[Data entries]
──────────────────────────────
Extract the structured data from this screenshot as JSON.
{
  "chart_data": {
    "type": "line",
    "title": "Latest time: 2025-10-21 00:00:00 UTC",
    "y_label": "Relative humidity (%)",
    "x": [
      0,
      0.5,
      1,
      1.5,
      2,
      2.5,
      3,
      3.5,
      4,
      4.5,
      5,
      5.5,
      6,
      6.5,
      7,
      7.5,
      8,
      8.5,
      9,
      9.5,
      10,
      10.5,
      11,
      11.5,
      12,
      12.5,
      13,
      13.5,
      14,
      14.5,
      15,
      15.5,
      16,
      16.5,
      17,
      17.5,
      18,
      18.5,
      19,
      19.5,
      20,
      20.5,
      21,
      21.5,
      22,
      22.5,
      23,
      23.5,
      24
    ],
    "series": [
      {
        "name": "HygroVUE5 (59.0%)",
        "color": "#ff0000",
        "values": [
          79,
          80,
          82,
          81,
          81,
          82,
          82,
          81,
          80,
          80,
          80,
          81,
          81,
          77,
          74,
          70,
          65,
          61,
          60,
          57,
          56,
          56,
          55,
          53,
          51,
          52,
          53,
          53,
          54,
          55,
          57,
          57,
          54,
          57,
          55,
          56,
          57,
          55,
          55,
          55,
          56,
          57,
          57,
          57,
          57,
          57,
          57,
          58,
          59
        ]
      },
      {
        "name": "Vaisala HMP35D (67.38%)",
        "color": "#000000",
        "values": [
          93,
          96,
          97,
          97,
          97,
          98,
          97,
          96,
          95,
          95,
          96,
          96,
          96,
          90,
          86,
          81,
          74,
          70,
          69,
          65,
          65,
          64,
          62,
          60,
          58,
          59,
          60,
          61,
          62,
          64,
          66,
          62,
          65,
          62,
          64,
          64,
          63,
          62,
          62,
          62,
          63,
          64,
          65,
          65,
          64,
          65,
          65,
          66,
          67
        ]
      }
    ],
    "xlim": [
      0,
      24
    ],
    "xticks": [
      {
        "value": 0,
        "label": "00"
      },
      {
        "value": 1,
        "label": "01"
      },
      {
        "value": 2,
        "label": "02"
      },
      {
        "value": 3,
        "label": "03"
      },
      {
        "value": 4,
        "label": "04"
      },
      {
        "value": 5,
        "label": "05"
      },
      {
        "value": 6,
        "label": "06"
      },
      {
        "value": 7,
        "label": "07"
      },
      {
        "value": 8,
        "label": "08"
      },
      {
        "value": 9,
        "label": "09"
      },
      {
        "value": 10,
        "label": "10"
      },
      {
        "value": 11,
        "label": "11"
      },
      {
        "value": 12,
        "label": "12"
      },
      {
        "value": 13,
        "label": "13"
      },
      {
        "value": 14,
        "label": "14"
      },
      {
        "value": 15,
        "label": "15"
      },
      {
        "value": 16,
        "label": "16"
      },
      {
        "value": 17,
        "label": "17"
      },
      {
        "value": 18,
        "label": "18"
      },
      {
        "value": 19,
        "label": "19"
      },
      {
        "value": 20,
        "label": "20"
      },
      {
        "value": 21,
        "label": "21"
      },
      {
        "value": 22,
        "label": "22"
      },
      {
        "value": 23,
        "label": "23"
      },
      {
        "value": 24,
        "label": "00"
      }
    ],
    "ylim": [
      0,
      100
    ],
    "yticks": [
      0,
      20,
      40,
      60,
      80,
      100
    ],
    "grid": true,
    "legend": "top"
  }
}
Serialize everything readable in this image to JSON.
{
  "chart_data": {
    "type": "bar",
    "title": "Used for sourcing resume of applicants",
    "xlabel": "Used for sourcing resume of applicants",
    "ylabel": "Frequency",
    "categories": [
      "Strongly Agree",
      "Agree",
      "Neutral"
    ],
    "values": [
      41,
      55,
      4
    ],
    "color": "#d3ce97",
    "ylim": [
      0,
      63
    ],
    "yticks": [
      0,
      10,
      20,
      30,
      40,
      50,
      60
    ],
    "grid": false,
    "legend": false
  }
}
──────────────────────────────
_OBJECTIVE:_
Extract the data in full. Keep it word for word.

_TASK RESPONSE:_
Extract the structured data from this screenshot as JSON.
{
  "chart_data": {
    "type": "line",
    "title": "Latest time: 2025-10-21 00:00:00 UTC",
    "y_label": "Relative humidity (%)",
    "x": [
      0,
      0.5,
      1,
      1.5,
      2,
      2.5,
      3,
      3.5,
      4,
      4.5,
      5,
      5.5,
      6,
      6.5,
      7,
      7.5,
      8,
      8.5,
      9,
      9.5,
      10,
      10.5,
      11,
      11.5,
      12,
      12.5,
      13,
      13.5,
      14,
      14.5,
      15,
      15.5,
      16,
      16.5,
      17,
      17.5,
      18,
      18.5,
      19,
      19.5,
      20,
      20.5,
      21,
      21.5,
      22,
      22.5,
      23,
      23.5,
      24
    ],
    "series": [
      {
        "name": "HygroVUE5 (59.0%)",
        "color": "#ff0000",
        "values": [
          79,
          80,
          82,
          81,
          81,
          82,
          82,
          81,
          80,
          80,
          80,
          81,
          81,
          77,
          74,
          70,
          65,
          61,
          60,
          57,
          56,
          56,
          55,
          53,
          51,
          52,
          53,
          53,
          54,
          55,
          57,
          57,
          54,
          57,
          55,
          56,
          57,
          55,
          55,
          55,
          56,
          57,
          57,
          57,
          57,
          57,
          57,
          58,
          59
        ]
      },
      {
        "name": "Vaisala HMP35D (67.38%)",
        "color": "#000000",
        "values": [
          93,
          96,
          97,
          97,
          97,
          98,
          97,
          96,
          95,
          95,
          96,
          96,
          96,
          90,
          86,
          81,
          74,
          70,
          69,
          65,
          65,
          64,
          62,
          60,
          58,
          59,
          60,
          61,
          62,
          64,
          66,
          62,
          65,
          62,
          64,
          64,
          63,
          62,
          62,
          62,
          63,
          64,
          65,
          65,
          64,
          65,
          65,
          66,
          67
        ]
      }
    ],
    "xlim": [
      0,
      24
    ],
    "xticks": [
      {
        "value": 0,
        "label": "00"
      },
      {
        "value": 1,
        "label": "01"
      },
      {
        "value": 2,
        "label": "02"
      },
      {
        "value": 3,
        "label": "03"
      },
      {
        "value": 4,
        "label": "04"
      },
      {
        "value": 5,
        "label": "05"
      },
      {
        "value": 6,
        "label": "06"
      },
      {
        "value": 7,
        "label": "07"
      },
      {
        "value": 8,
        "label": "08"
      },
      {
        "value": 9,
        "label": "09"
      },
      {
        "value": 10,
        "label": "10"
      },
      {
        "value": 11,
        "label": "11"
      },
      {
        "value": 12,
        "label": "12"
      },
      {
        "value": 13,
        "label": "13"
      },
      {
        "value": 14,
        "label": "14"
      },
      {
        "value": 15,
        "label": "15"
      },
      {
        "value": 16,
        "label": "16"
      },
      {
        "value": 17,
        "label": "17"
      },
      {
        "value": 18,
        "label": "18"
      },
      {
        "value": 19,
        "label": "19"
      },
      {
        "value": 20,
        "label": "20"
      },
      {
        "value": 21,
        "label": "21"
      },
      {
        "value": 22,
        "label": "22"
      },
      {
        "value": 23,
        "label": "23"
      },
      {
        "value": 24,
        "label": "00"
      }
    ],
    "ylim": [
      0,
      100
    ],
    "yticks": [
      0,
      20,
      40,
      60,
      80,
      100
    ],
    "grid": true,
    "legend": "top"
  }
}
Serialize everything readable in this image to JSON.
{
  "chart_data": {
    "type": "bar",
    "title": "Used for sourcing resume of applicants",
    "xlabel": "Used for sourcing resume of applicants",
    "ylabel": "Frequency",
    "categories": [
      "Strongly Agree",
      "Agree",
      "Neutral"
    ],
    "values": [
      41,
      55,
      4
    ],
    "color": "#d3ce97",
    "ylim": [
      0,
      63
    ],
    "yticks": [
      0,
      10,
      20,
      30,
      40,
      50,
      60
    ],
    "grid": false,
    "legend": false
  }
}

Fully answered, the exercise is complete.